### Stated exercise:
The listing below is to be output in its exact form.

────

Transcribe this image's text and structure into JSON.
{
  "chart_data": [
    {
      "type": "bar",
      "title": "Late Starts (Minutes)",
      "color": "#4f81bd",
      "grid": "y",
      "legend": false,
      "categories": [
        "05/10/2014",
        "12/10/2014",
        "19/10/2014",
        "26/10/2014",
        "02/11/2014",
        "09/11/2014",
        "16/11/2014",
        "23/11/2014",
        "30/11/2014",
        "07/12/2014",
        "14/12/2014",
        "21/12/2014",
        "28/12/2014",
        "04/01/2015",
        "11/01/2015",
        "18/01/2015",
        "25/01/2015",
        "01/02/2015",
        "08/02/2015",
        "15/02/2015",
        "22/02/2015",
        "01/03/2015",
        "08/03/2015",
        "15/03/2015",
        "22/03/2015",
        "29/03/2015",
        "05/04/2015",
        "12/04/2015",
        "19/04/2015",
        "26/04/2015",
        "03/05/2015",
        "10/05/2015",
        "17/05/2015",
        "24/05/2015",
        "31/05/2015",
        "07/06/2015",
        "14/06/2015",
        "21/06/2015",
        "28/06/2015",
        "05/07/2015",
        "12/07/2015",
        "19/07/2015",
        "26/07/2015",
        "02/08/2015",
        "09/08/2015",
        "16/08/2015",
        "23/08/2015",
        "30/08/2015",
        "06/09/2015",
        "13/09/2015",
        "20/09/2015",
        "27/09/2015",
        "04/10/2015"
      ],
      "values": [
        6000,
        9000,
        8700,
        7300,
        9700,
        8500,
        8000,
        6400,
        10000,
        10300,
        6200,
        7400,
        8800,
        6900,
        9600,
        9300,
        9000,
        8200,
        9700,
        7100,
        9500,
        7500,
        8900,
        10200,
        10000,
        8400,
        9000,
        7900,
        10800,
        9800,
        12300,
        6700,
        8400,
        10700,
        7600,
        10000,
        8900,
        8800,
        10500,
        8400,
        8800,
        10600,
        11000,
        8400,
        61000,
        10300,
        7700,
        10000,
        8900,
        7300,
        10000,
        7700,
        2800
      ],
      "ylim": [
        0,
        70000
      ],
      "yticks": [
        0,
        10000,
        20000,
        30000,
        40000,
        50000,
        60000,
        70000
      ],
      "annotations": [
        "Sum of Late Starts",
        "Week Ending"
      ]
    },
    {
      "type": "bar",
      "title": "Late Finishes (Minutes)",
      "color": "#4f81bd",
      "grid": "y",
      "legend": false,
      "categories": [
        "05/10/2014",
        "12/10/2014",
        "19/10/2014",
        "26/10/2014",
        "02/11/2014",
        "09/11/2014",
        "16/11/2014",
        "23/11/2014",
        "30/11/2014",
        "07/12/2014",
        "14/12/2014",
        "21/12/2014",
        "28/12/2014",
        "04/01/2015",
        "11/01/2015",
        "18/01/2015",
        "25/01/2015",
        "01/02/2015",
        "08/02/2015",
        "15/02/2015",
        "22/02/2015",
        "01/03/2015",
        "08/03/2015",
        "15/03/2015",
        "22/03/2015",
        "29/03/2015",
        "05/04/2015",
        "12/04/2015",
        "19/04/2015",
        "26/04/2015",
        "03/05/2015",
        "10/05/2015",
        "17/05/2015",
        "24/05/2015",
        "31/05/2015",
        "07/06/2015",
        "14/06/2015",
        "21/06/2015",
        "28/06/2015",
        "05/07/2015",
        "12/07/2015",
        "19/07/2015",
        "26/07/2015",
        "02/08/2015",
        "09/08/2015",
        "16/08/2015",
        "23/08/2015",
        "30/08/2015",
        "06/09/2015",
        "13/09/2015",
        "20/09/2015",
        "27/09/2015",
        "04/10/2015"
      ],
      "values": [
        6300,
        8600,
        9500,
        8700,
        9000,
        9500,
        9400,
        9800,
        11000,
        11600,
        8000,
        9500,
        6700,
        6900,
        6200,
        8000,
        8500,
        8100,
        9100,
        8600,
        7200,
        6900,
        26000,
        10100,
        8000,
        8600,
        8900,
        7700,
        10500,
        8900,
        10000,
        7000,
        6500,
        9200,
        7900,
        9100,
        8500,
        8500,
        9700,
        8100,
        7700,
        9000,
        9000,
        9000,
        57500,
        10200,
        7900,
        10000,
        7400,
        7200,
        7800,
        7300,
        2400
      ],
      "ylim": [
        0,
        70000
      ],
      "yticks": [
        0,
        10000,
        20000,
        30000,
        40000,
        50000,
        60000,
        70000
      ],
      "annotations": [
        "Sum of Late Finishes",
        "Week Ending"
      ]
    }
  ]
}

────

### The completed task:
Transcribe this image's text and structure into JSON.
{
  "chart_data": [
    {
      "type": "bar",
      "title": "Late Starts (Minutes)",
      "color": "#4f81bd",
      "grid": "y",
      "legend": false,
      "categories": [
        "05/10/2014",
        "12/10/2014",
        "19/10/2014",
        "26/10/2014",
        "02/11/2014",
        "09/11/2014",
        "16/11/2014",
        "23/11/2014",
        "30/11/2014",
        "07/12/2014",
        "14/12/2014",
        "21/12/2014",
        "28/12/2014",
        "04/01/2015",
        "11/01/2015",
        "18/01/2015",
        "25/01/2015",
        "01/02/2015",
        "08/02/2015",
        "15/02/2015",
        "22/02/2015",
        "01/03/2015",
        "08/03/2015",
        "15/03/2015",
        "22/03/2015",
        "29/03/2015",
        "05/04/2015",
        "12/04/2015",
        "19/04/2015",
        "26/04/2015",
        "03/05/2015",
        "10/05/2015",
        "17/05/2015",
        "24/05/2015",
        "31/05/2015",
        "07/06/2015",
        "14/06/2015",
        "21/06/2015",
        "28/06/2015",
        "05/07/2015",
        "12/07/2015",
        "19/07/2015",
        "26/07/2015",
        "02/08/2015",
        "09/08/2015",
        "16/08/2015",
        "23/08/2015",
        "30/08/2015",
        "06/09/2015",
        "13/09/2015",
        "20/09/2015",
        "27/09/2015",
        "04/10/2015"
      ],
      "values": [
        6000,
        9000,
        8700,
        7300,
        9700,
        8500,
        8000,
        6400,
        10000,
        10300,
        6200,
        7400,
        8800,
        6900,
        9600,
        9300,
        9000,
        8200,
        9700,
        7100,
        9500,
        7500,
        8900,
        10200,
        10000,
        8400,
        9000,
        7900,
        10800,
        9800,
        12300,
        6700,
        8400,
        10700,
        7600,
        10000,
        8900,
        8800,
        10500,
        8400,
        8800,
        10600,
        11000,
        8400,
        61000,
        10300,
        7700,
        10000,
        8900,
        7300,
        10000,
        7700,
        2800
      ],
      "ylim": [
        0,
        70000
      ],
      "yticks": [
        0,
        10000,
        20000,
        30000,
        40000,
        50000,
        60000,
        70000
      ],
      "annotations": [
        "Sum of Late Starts",
        "Week Ending"
      ]
    },
    {
      "type": "bar",
      "title": "Late Finishes (Minutes)",
      "color": "#4f81bd",
      "grid": "y",
      "legend": false,
      "categories": [
        "05/10/2014",
        "12/10/2014",
        "19/10/2014",
        "26/10/2014",
        "02/11/2014",
        "09/11/2014",
        "16/11/2014",
        "23/11/2014",
        "30/11/2014",
        "07/12/2014",
        "14/12/2014",
        "21/12/2014",
        "28/12/2014",
        "04/01/2015",
        "11/01/2015",
        "18/01/2015",
        "25/01/2015",
        "01/02/2015",
        "08/02/2015",
        "15/02/2015",
        "22/02/2015",
        "01/03/2015",
        "08/03/2015",
        "15/03/2015",
        "22/03/2015",
        "29/03/2015",
        "05/04/2015",
        "12/04/2015",
        "19/04/2015",
        "26/04/2015",
        "03/05/2015",
        "10/05/2015",
        "17/05/2015",
        "24/05/2015",
        "31/05/2015",
        "07/06/2015",
        "14/06/2015",
        "21/06/2015",
        "28/06/2015",
        "05/07/2015",
        "12/07/2015",
        "19/07/2015",
        "26/07/2015",
        "02/08/2015",
        "09/08/2015",
        "16/08/2015",
        "23/08/2015",
        "30/08/2015",
        "06/09/2015",
        "13/09/2015",
        "20/09/2015",
        "27/09/2015",
        "04/10/2015"
      ],
      "values": [
        6300,
        8600,
        9500,
        8700,
        9000,
        9500,
        9400,
        9800,
        11000,
        11600,
        8000,
        9500,
        6700,
        6900,
        6200,
        8000,
        8500,
        8100,
        9100,
        8600,
        7200,
        6900,
        26000,
        10100,
        8000,
        8600,
        8900,
        7700,
        10500,
        8900,
        10000,
        7000,
        6500,
        9200,
        7900,
        9100,
        8500,
        8500,
        9700,
        8100,
        7700,
        9000,
        9000,
        9000,
        57500,
        10200,
        7900,
        10000,
        7400,
        7200,
        7800,
        7300,
        2400
      ],
      "ylim": [
        0,
        70000
      ],
      "yticks": [
        0,
        10000,
        20000,
        30000,
        40000,
        50000,
        60000,
        70000
      ],
      "annotations": [
        "Sum of Late Finishes",
        "Week Ending"
      ]
    }
  ]
}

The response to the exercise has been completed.